## Begin

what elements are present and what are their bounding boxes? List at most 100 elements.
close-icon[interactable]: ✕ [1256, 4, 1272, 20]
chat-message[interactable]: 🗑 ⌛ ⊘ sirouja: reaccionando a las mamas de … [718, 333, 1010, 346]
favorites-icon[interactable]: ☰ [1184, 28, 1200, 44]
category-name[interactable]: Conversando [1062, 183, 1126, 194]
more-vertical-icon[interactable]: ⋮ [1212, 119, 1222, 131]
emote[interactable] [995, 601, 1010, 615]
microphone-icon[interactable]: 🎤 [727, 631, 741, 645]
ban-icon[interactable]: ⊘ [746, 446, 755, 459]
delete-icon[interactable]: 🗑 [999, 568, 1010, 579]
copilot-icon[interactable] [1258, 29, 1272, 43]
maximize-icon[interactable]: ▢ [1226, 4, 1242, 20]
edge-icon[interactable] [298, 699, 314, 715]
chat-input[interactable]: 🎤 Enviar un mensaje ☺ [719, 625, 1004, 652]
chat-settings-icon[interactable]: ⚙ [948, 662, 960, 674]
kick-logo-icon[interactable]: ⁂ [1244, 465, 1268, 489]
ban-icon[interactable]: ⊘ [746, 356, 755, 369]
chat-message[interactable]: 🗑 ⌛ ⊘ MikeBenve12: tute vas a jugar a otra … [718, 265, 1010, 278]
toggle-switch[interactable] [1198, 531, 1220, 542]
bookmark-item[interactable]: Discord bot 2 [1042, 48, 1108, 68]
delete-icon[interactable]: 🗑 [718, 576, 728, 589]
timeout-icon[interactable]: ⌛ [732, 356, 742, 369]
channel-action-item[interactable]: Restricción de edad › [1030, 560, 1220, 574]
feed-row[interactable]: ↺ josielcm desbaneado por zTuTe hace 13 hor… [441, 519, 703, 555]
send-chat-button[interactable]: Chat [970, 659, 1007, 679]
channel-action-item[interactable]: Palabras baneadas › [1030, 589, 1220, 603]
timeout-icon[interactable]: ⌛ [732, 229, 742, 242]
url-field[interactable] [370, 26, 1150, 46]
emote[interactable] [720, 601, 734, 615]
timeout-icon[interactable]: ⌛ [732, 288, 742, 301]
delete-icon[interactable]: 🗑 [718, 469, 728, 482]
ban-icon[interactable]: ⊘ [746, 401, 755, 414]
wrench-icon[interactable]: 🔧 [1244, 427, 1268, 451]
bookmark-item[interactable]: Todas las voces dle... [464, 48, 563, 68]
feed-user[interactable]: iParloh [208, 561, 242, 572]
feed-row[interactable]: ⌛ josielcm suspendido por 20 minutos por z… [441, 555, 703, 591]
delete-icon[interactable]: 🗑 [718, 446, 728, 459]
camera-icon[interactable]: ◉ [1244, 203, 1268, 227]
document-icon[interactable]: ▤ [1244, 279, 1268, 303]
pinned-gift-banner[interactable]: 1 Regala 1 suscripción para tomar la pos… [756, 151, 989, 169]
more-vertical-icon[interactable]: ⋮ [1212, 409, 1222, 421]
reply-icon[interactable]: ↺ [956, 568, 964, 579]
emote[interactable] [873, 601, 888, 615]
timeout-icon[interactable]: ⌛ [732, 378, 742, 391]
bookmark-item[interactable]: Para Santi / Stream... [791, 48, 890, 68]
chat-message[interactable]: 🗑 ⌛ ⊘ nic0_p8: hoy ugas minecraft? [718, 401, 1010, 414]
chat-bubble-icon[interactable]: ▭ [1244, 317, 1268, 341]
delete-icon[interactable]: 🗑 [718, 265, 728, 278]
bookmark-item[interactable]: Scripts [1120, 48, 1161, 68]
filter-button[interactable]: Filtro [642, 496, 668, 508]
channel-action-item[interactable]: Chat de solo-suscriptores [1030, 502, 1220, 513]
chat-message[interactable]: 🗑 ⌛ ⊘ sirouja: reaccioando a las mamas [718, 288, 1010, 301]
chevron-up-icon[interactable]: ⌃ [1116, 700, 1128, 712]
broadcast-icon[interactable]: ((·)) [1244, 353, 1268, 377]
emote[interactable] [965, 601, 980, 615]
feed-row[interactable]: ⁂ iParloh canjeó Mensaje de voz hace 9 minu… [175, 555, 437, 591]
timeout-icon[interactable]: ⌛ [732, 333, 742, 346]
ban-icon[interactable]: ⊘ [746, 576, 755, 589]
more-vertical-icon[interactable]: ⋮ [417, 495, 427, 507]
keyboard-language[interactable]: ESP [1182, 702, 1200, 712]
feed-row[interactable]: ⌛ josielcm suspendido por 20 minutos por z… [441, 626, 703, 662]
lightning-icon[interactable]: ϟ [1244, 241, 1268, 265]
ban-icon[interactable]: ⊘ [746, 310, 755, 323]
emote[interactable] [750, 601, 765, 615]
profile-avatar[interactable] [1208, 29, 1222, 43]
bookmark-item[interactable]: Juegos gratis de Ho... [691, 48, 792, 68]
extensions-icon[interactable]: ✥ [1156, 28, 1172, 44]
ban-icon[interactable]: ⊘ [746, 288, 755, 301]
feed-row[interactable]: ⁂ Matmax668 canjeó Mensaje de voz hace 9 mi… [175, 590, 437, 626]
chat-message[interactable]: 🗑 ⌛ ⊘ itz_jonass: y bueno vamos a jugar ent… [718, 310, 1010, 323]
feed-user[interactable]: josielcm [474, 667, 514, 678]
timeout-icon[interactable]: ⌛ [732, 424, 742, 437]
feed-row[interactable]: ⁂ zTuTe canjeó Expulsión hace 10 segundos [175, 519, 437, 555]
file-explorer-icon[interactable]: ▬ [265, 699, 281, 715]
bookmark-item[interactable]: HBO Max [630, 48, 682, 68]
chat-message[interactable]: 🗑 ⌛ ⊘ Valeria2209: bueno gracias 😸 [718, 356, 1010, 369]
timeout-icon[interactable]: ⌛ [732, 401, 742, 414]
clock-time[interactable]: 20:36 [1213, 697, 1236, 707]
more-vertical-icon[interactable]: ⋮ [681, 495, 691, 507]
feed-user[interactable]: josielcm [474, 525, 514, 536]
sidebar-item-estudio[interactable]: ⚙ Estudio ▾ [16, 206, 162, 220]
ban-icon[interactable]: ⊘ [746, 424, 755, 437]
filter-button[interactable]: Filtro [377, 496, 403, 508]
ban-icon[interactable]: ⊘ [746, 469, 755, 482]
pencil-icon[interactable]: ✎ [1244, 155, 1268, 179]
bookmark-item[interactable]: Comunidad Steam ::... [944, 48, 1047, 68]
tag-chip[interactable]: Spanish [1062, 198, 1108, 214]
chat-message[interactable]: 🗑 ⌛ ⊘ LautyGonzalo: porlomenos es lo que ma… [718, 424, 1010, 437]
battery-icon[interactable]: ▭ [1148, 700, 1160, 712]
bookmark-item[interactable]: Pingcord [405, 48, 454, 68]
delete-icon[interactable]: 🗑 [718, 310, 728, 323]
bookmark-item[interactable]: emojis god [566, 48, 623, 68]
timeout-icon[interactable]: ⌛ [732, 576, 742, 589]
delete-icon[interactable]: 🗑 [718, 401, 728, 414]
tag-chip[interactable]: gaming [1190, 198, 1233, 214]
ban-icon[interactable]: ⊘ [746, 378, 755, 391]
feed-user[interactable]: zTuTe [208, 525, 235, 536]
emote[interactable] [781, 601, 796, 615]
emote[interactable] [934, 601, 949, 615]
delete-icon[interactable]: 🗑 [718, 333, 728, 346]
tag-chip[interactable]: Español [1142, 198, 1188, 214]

## End

- **Goal**:
Render the listing from its first line through the line containing "maximize-icon[interactable]: ▢ [1226, 4, 1242, 20]" as a JSON list of strings, one string per line, leaving out blank lines.

- **Solution for this problem**:
[
  "what elements are present and what are their bounding boxes? List at most 100 elements.",
  "close-icon[interactable]: ✕ [1256, 4, 1272, 20]",
  "chat-message[interactable]: 🗑 ⌛ ⊘ sirouja: reaccionando a las mamas de … [718, 333, 1010, 346]",
  "favorites-icon[interactable]: ☰ [1184, 28, 1200, 44]",
  "category-name[interactable]: Conversando [1062, 183, 1126, 194]",
  "more-vertical-icon[interactable]: ⋮ [1212, 119, 1222, 131]",
  "emote[interactable] [995, 601, 1010, 615]",
  "microphone-icon[interactable]: 🎤 [727, 631, 741, 645]",
  "ban-icon[interactable]: ⊘ [746, 446, 755, 459]",
  "delete-icon[interactable]: 🗑 [999, 568, 1010, 579]",
  "copilot-icon[interactable] [1258, 29, 1272, 43]",
  "maximize-icon[interactable]: ▢ [1226, 4, 1242, 20]"
]